*** The records ***

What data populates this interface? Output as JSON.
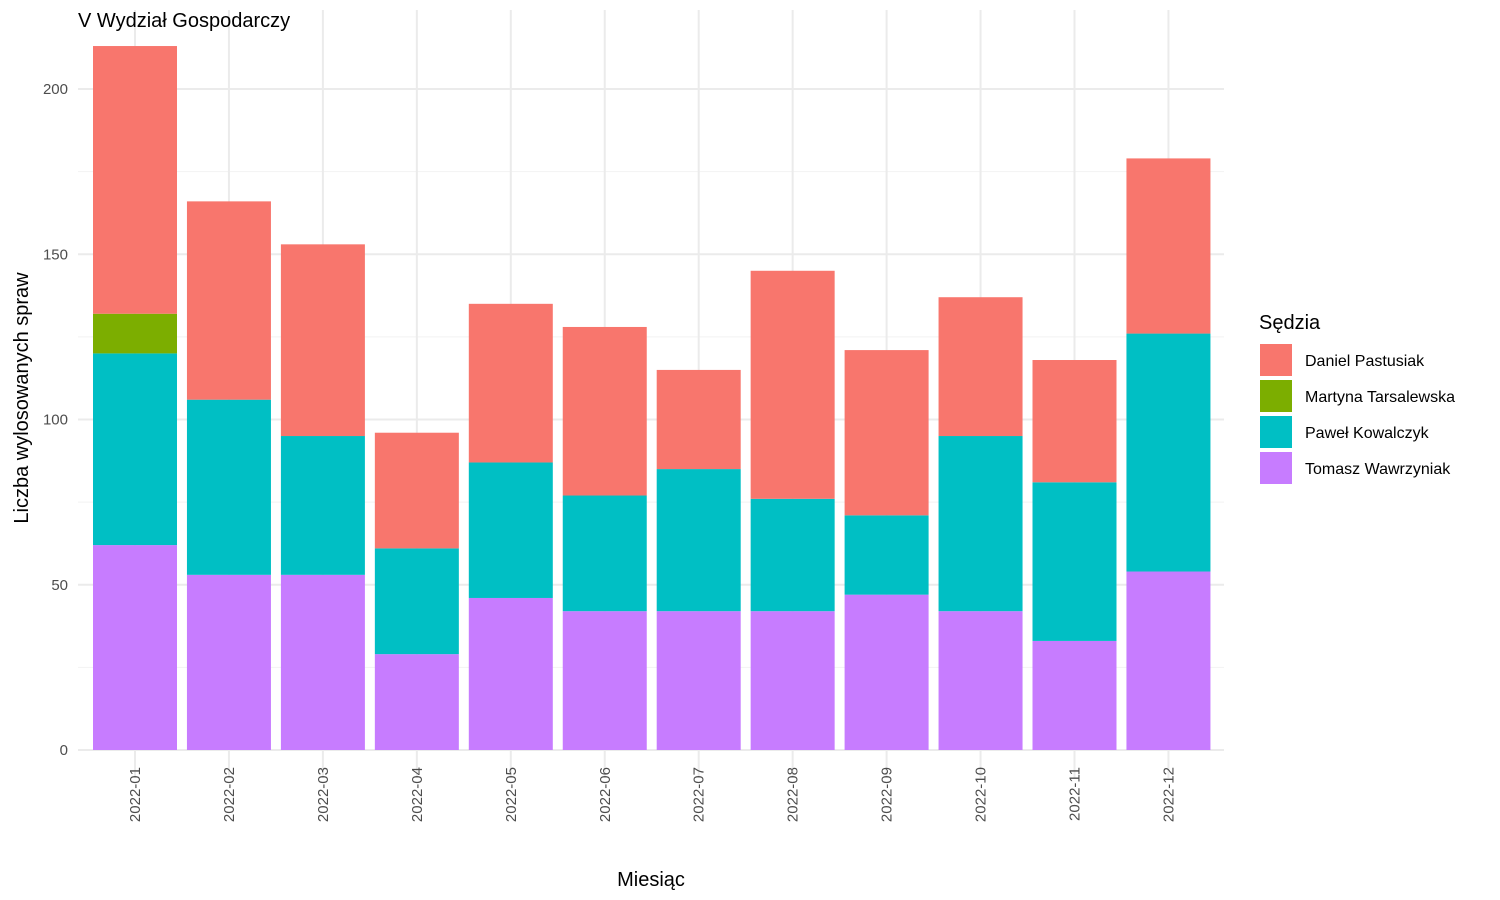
{
  "chart_data": {
    "type": "bar",
    "stacked": true,
    "title": "V Wydział Gospodarczy",
    "xlabel": "Miesiąc",
    "ylabel": "Liczba wylosowanych spraw",
    "ylim": [
      0,
      220
    ],
    "yticks": [
      0,
      50,
      100,
      150,
      200
    ],
    "grid": true,
    "legend_position": "right",
    "legend_title": "Sędzia",
    "categories": [
      "2022-01",
      "2022-02",
      "2022-03",
      "2022-04",
      "2022-05",
      "2022-06",
      "2022-07",
      "2022-08",
      "2022-09",
      "2022-10",
      "2022-11",
      "2022-12"
    ],
    "series": [
      {
        "name": "Daniel Pastusiak",
        "color": "#F8766D",
        "values": [
          81,
          60,
          58,
          35,
          48,
          51,
          30,
          69,
          50,
          42,
          37,
          53
        ]
      },
      {
        "name": "Martyna Tarsalewska",
        "color": "#7CAE00",
        "values": [
          12,
          0,
          0,
          0,
          0,
          0,
          0,
          0,
          0,
          0,
          0,
          0
        ]
      },
      {
        "name": "Paweł Kowalczyk",
        "color": "#00BFC4",
        "values": [
          58,
          53,
          42,
          32,
          41,
          35,
          43,
          34,
          24,
          53,
          48,
          72
        ]
      },
      {
        "name": "Tomasz Wawrzyniak",
        "color": "#C77CFF",
        "values": [
          62,
          53,
          53,
          29,
          46,
          42,
          42,
          42,
          47,
          42,
          33,
          54
        ]
      }
    ],
    "stack_order_bottom_to_top": [
      "Tomasz Wawrzyniak",
      "Paweł Kowalczyk",
      "Martyna Tarsalewska",
      "Daniel Pastusiak"
    ]
  }
}
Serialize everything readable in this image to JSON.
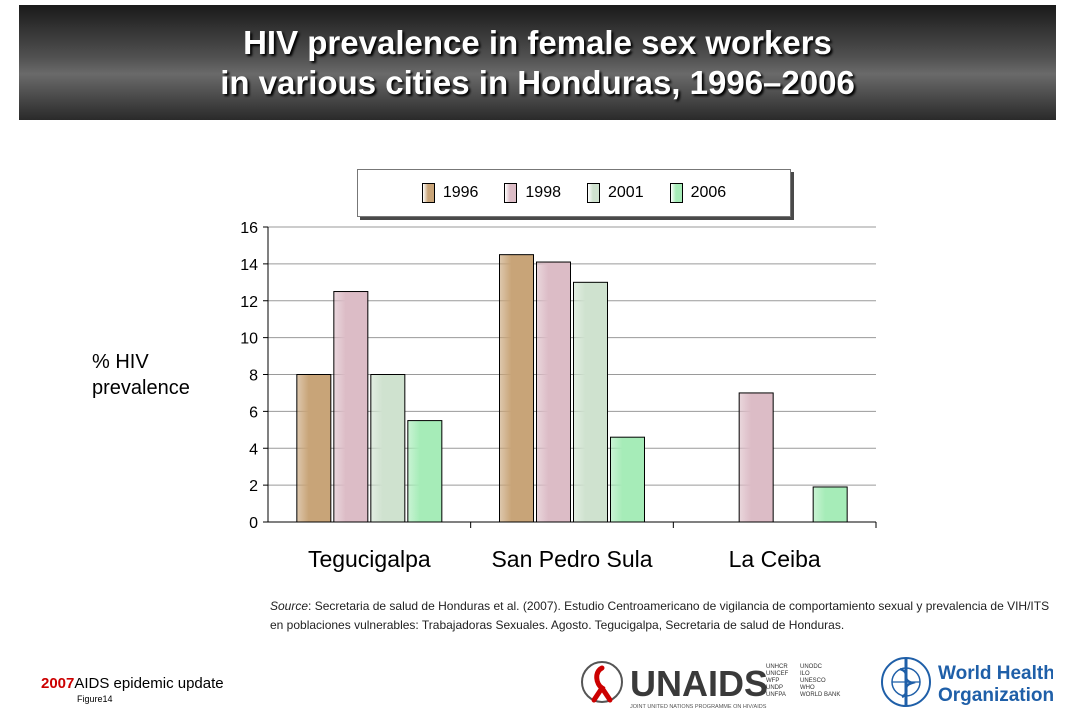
{
  "title": {
    "line1": "HIV prevalence in female sex workers",
    "line2": "in various cities in Honduras, 1996–2006"
  },
  "chart_data": {
    "type": "bar",
    "categories": [
      "Tegucigalpa",
      "San Pedro Sula",
      "La Ceiba"
    ],
    "series": [
      {
        "name": "1996",
        "color": "#c8a478",
        "values": [
          8.0,
          14.5,
          null
        ]
      },
      {
        "name": "1998",
        "color": "#dcbcc6",
        "values": [
          12.5,
          14.1,
          7.0
        ]
      },
      {
        "name": "2001",
        "color": "#cfe2cf",
        "values": [
          8.0,
          13.0,
          null
        ]
      },
      {
        "name": "2006",
        "color": "#a6ecb8",
        "values": [
          5.5,
          4.6,
          1.9
        ]
      }
    ],
    "ylabel": "% HIV prevalence",
    "ylabel_lines": [
      "% HIV",
      "prevalence"
    ],
    "ylim": [
      0,
      16
    ],
    "yticks": [
      0,
      2,
      4,
      6,
      8,
      10,
      12,
      14,
      16
    ],
    "grid": true,
    "legend": "top"
  },
  "source": {
    "prefix": "Source",
    "text": ": Secretaria de salud de Honduras et al. (2007). Estudio Centroamericano de vigilancia de comportamiento sexual y prevalencia de VIH/ITS en poblaciones vulnerables: Trabajadoras Sexuales. Agosto. Tegucigalpa, Secretaria de salud de Honduras."
  },
  "footer": {
    "year": "2007",
    "label": "AIDS epidemic update",
    "figure": "Figure14"
  },
  "logos": {
    "unaids_text": "UNAIDS",
    "unaids_tagline": "JOINT UNITED NATIONS PROGRAMME ON HIV/AIDS",
    "unaids_cosponsors": [
      "UNHCR",
      "UNICEF",
      "WFP",
      "UNDP",
      "UNFPA",
      "UNODC",
      "ILO",
      "UNESCO",
      "WHO",
      "WORLD BANK"
    ],
    "who_line1": "World Health",
    "who_line2": "Organization"
  }
}
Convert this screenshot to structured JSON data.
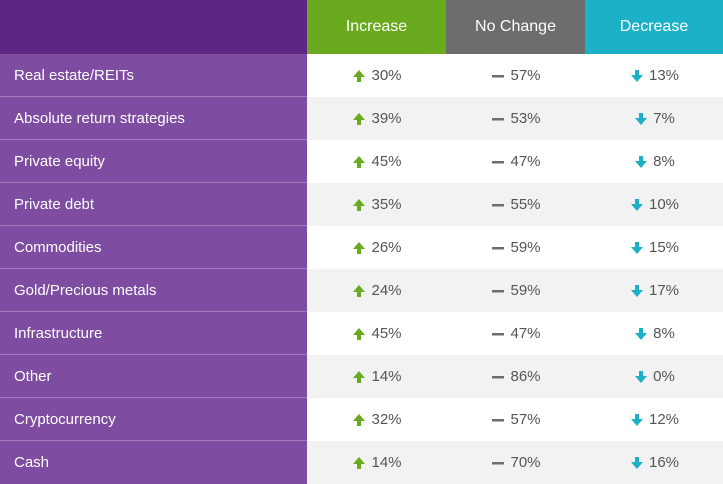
{
  "chart_data": {
    "type": "table",
    "columns": [
      "Increase",
      "No Change",
      "Decrease"
    ],
    "rows": [
      {
        "label": "Real estate/REITs",
        "values": [
          "30%",
          "57%",
          "13%"
        ]
      },
      {
        "label": "Absolute return strategies",
        "values": [
          "39%",
          "53%",
          "7%"
        ]
      },
      {
        "label": "Private equity",
        "values": [
          "45%",
          "47%",
          "8%"
        ]
      },
      {
        "label": "Private debt",
        "values": [
          "35%",
          "55%",
          "10%"
        ]
      },
      {
        "label": "Commodities",
        "values": [
          "26%",
          "59%",
          "15%"
        ]
      },
      {
        "label": "Gold/Precious metals",
        "values": [
          "24%",
          "59%",
          "17%"
        ]
      },
      {
        "label": "Infrastructure",
        "values": [
          "45%",
          "47%",
          "8%"
        ]
      },
      {
        "label": "Other",
        "values": [
          "14%",
          "86%",
          "0%"
        ]
      },
      {
        "label": "Cryptocurrency",
        "values": [
          "32%",
          "57%",
          "12%"
        ]
      },
      {
        "label": "Cash",
        "values": [
          "14%",
          "70%",
          "16%"
        ]
      }
    ],
    "column_icons": [
      "arrow-up-icon",
      "dash-icon",
      "arrow-down-icon"
    ],
    "colors": {
      "header_corner": "#5e2585",
      "row_label_bg": "#7e4ca1",
      "increase": "#6aaa1e",
      "no_change": "#6d6d6d",
      "decrease": "#1db1c8"
    }
  }
}
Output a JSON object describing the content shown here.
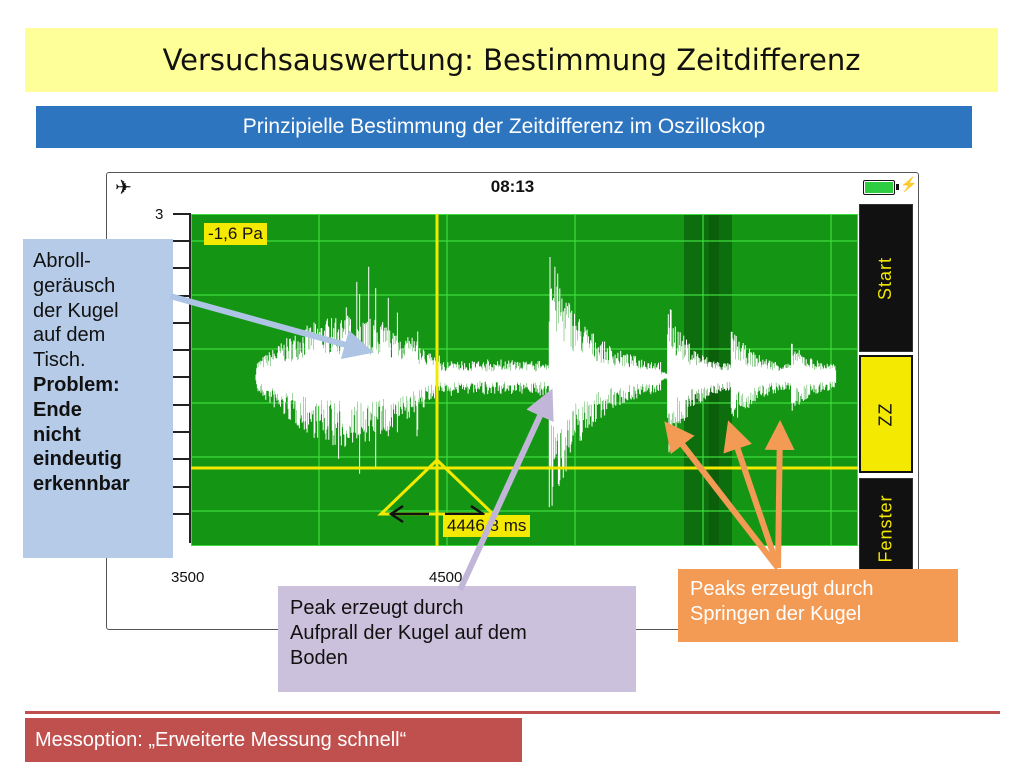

***

:: Task to carry out ::
Report how many lines in the data contain the word "Martyna", with no words besides the number.

:: Exercise output ::
2